··· RECORDS SUPPLIED ···

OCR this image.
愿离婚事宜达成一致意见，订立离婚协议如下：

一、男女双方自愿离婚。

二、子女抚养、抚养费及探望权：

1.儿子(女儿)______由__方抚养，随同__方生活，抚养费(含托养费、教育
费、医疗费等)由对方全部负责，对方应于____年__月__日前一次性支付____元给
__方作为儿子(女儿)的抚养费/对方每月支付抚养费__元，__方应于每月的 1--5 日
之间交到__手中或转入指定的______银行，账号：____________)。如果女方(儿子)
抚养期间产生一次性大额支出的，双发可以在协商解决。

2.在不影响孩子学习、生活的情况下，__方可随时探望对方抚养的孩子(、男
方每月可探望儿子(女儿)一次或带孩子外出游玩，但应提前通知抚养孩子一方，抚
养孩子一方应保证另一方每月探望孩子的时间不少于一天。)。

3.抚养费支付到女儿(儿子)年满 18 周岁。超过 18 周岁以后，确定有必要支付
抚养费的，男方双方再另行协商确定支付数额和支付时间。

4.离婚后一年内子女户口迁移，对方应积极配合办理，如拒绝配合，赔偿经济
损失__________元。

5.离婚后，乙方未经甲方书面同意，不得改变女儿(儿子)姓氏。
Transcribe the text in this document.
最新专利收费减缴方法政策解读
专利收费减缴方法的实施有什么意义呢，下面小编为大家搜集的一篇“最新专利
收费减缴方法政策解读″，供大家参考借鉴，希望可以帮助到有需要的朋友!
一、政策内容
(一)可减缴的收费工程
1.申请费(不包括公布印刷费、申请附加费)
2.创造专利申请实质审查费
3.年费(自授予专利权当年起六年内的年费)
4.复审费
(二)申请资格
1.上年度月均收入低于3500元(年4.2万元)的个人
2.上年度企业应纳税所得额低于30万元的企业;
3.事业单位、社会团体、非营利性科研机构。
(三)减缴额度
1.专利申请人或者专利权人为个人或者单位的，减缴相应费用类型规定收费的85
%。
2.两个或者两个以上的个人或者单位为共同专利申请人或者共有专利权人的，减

···

## WRITTEN PROBLEM
Pick out the lines containing the word "this" and show them.

## WRITTEN RESPONSE
OCR this image.
Transcribe the text in this document.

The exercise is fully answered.